▸ **GIVEN INSTRUCTION**
Type out every line below exactly as it reads.

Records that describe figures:
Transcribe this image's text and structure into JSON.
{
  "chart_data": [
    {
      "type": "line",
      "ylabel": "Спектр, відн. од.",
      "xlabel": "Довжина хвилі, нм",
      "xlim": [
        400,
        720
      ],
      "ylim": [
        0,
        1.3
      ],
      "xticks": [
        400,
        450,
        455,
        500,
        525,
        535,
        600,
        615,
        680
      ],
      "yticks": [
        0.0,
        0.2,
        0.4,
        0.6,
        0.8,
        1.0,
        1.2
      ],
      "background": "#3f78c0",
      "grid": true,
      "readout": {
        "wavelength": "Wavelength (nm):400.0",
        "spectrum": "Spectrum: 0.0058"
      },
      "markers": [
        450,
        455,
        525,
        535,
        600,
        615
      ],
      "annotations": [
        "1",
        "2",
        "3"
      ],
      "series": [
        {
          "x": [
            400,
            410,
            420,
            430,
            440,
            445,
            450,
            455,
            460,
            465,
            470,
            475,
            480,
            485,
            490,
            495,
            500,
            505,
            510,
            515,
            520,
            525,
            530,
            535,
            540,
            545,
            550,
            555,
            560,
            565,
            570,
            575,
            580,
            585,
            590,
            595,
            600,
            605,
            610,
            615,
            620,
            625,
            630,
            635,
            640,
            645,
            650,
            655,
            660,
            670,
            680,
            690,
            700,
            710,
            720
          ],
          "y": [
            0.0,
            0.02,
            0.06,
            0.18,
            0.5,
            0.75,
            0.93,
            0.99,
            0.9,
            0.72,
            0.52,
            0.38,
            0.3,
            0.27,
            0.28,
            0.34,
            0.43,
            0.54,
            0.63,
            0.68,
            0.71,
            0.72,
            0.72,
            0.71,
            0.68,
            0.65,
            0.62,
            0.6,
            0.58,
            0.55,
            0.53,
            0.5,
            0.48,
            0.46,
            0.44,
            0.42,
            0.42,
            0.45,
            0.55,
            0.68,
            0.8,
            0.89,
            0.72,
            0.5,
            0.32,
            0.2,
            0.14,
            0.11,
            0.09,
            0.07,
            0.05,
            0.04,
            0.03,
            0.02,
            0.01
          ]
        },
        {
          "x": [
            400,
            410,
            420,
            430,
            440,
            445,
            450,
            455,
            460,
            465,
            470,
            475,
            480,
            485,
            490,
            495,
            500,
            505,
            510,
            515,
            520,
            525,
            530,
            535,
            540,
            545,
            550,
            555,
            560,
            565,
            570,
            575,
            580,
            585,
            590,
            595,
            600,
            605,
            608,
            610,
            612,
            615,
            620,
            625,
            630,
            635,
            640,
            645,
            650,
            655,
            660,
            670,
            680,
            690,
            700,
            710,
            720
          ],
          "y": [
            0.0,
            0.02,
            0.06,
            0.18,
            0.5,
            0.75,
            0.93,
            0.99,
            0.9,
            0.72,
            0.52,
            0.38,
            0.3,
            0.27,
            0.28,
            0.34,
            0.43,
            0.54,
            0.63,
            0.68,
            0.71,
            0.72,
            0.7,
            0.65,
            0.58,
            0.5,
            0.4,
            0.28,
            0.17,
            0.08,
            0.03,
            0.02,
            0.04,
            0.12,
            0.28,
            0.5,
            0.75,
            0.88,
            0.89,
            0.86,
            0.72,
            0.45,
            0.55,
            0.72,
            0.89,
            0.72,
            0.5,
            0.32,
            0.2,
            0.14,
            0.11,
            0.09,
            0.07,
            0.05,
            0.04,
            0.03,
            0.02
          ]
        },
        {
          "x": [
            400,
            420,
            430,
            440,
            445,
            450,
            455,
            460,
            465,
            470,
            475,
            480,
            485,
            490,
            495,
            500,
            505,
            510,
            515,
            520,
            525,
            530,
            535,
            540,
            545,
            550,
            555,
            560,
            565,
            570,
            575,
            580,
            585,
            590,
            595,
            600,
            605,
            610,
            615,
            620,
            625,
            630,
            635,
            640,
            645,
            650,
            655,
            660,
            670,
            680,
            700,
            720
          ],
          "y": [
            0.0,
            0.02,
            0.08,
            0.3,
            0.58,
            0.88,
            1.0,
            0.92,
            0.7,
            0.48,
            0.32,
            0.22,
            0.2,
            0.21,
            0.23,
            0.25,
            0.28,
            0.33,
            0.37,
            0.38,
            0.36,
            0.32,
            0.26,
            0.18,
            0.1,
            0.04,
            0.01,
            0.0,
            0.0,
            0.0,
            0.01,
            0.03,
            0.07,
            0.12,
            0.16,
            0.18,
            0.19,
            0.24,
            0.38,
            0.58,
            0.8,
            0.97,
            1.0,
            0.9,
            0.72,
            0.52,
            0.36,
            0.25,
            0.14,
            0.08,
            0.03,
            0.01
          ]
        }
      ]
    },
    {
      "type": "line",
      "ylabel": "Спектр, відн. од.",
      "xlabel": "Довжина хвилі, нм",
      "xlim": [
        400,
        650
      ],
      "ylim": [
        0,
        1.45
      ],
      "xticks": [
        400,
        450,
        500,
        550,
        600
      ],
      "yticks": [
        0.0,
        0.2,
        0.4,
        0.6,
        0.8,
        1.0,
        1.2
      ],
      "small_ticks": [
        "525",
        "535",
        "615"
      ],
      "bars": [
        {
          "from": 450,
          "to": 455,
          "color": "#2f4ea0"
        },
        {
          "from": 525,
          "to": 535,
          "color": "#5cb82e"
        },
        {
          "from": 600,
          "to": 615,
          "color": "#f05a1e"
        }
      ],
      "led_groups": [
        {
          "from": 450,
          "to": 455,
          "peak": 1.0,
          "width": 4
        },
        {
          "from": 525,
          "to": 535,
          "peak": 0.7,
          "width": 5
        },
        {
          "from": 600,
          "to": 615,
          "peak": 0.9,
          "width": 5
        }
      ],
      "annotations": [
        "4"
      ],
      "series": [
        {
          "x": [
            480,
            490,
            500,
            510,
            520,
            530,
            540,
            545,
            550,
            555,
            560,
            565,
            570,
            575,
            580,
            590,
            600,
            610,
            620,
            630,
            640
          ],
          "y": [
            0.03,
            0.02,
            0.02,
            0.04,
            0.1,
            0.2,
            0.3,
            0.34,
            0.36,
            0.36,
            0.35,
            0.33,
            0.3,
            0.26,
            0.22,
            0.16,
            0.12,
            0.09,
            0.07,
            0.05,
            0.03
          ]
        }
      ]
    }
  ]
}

▸ **SOLUTION FOR THIS EXERCISE**
Transcribe this image's text and structure into JSON.
{
  "chart_data": [
    {
      "type": "line",
      "ylabel": "Спектр, відн. од.",
      "xlabel": "Довжина хвилі, нм",
      "xlim": [
        400,
        720
      ],
      "ylim": [
        0,
        1.3
      ],
      "xticks": [
        400,
        450,
        455,
        500,
        525,
        535,
        600,
        615,
        680
      ],
      "yticks": [
        0.0,
        0.2,
        0.4,
        0.6,
        0.8,
        1.0,
        1.2
      ],
      "background": "#3f78c0",
      "grid": true,
      "readout": {
        "wavelength": "Wavelength (nm):400.0",
        "spectrum": "Spectrum: 0.0058"
      },
      "markers": [
        450,
        455,
        525,
        535,
        600,
        615
      ],
      "annotations": [
        "1",
        "2",
        "3"
      ],
      "series": [
        {
          "x": [
            400,
            410,
            420,
            430,
            440,
            445,
            450,
            455,
            460,
            465,
            470,
            475,
            480,
            485,
            490,
            495,
            500,
            505,
            510,
            515,
            520,
            525,
            530,
            535,
            540,
            545,
            550,
            555,
            560,
            565,
            570,
            575,
            580,
            585,
            590,
            595,
            600,
            605,
            610,
            615,
            620,
            625,
            630,
            635,
            640,
            645,
            650,
            655,
            660,
            670,
            680,
            690,
            700,
            710,
            720
          ],
          "y": [
            0.0,
            0.02,
            0.06,
            0.18,
            0.5,
            0.75,
            0.93,
            0.99,
            0.9,
            0.72,
            0.52,
            0.38,
            0.3,
            0.27,
            0.28,
            0.34,
            0.43,
            0.54,
            0.63,
            0.68,
            0.71,
            0.72,
            0.72,
            0.71,
            0.68,
            0.65,
            0.62,
            0.6,
            0.58,
            0.55,
            0.53,
            0.5,
            0.48,
            0.46,
            0.44,
            0.42,
            0.42,
            0.45,
            0.55,
            0.68,
            0.8,
            0.89,
            0.72,
            0.5,
            0.32,
            0.2,
            0.14,
            0.11,
            0.09,
            0.07,
            0.05,
            0.04,
            0.03,
            0.02,
            0.01
          ]
        },
        {
          "x": [
            400,
            410,
            420,
            430,
            440,
            445,
            450,
            455,
            460,
            465,
            470,
            475,
            480,
            485,
            490,
            495,
            500,
            505,
            510,
            515,
            520,
            525,
            530,
            535,
            540,
            545,
            550,
            555,
            560,
            565,
            570,
            575,
            580,
            585,
            590,
            595,
            600,
            605,
            608,
            610,
            612,
            615,
            620,
            625,
            630,
            635,
            640,
            645,
            650,
            655,
            660,
            670,
            680,
            690,
            700,
            710,
            720
          ],
          "y": [
            0.0,
            0.02,
            0.06,
            0.18,
            0.5,
            0.75,
            0.93,
            0.99,
            0.9,
            0.72,
            0.52,
            0.38,
            0.3,
            0.27,
            0.28,
            0.34,
            0.43,
            0.54,
            0.63,
            0.68,
            0.71,
            0.72,
            0.7,
            0.65,
            0.58,
            0.5,
            0.4,
            0.28,
            0.17,
            0.08,
            0.03,
            0.02,
            0.04,
            0.12,
            0.28,
            0.5,
            0.75,
            0.88,
            0.89,
            0.86,
            0.72,
            0.45,
            0.55,
            0.72,
            0.89,
            0.72,
            0.5,
            0.32,
            0.2,
            0.14,
            0.11,
            0.09,
            0.07,
            0.05,
            0.04,
            0.03,
            0.02
          ]
        },
        {
          "x": [
            400,
            420,
            430,
            440,
            445,
            450,
            455,
            460,
            465,
            470,
            475,
            480,
            485,
            490,
            495,
            500,
            505,
            510,
            515,
            520,
            525,
            530,
            535,
            540,
            545,
            550,
            555,
            560,
            565,
            570,
            575,
            580,
            585,
            590,
            595,
            600,
            605,
            610,
            615,
            620,
            625,
            630,
            635,
            640,
            645,
            650,
            655,
            660,
            670,
            680,
            700,
            720
          ],
          "y": [
            0.0,
            0.02,
            0.08,
            0.3,
            0.58,
            0.88,
            1.0,
            0.92,
            0.7,
            0.48,
            0.32,
            0.22,
            0.2,
            0.21,
            0.23,
            0.25,
            0.28,
            0.33,
            0.37,
            0.38,
            0.36,
            0.32,
            0.26,
            0.18,
            0.1,
            0.04,
            0.01,
            0.0,
            0.0,
            0.0,
            0.01,
            0.03,
            0.07,
            0.12,
            0.16,
            0.18,
            0.19,
            0.24,
            0.38,
            0.58,
            0.8,
            0.97,
            1.0,
            0.9,
            0.72,
            0.52,
            0.36,
            0.25,
            0.14,
            0.08,
            0.03,
            0.01
          ]
        }
      ]
    },
    {
      "type": "line",
      "ylabel": "Спектр, відн. од.",
      "xlabel": "Довжина хвилі, нм",
      "xlim": [
        400,
        650
      ],
      "ylim": [
        0,
        1.45
      ],
      "xticks": [
        400,
        450,
        500,
        550,
        600
      ],
      "yticks": [
        0.0,
        0.2,
        0.4,
        0.6,
        0.8,
        1.0,
        1.2
      ],
      "small_ticks": [
        "525",
        "535",
        "615"
      ],
      "bars": [
        {
          "from": 450,
          "to": 455,
          "color": "#2f4ea0"
        },
        {
          "from": 525,
          "to": 535,
          "color": "#5cb82e"
        },
        {
          "from": 600,
          "to": 615,
          "color": "#f05a1e"
        }
      ],
      "led_groups": [
        {
          "from": 450,
          "to": 455,
          "peak": 1.0,
          "width": 4
        },
        {
          "from": 525,
          "to": 535,
          "peak": 0.7,
          "width": 5
        },
        {
          "from": 600,
          "to": 615,
          "peak": 0.9,
          "width": 5
        }
      ],
      "annotations": [
        "4"
      ],
      "series": [
        {
          "x": [
            480,
            490,
            500,
            510,
            520,
            530,
            540,
            545,
            550,
            555,
            560,
            565,
            570,
            575,
            580,
            590,
            600,
            610,
            620,
            630,
            640
          ],
          "y": [
            0.03,
            0.02,
            0.02,
            0.04,
            0.1,
            0.2,
            0.3,
            0.34,
            0.36,
            0.36,
            0.35,
            0.33,
            0.3,
            0.26,
            0.22,
            0.16,
            0.12,
            0.09,
            0.07,
            0.05,
            0.03
          ]
        }
      ]
    }
  ]
}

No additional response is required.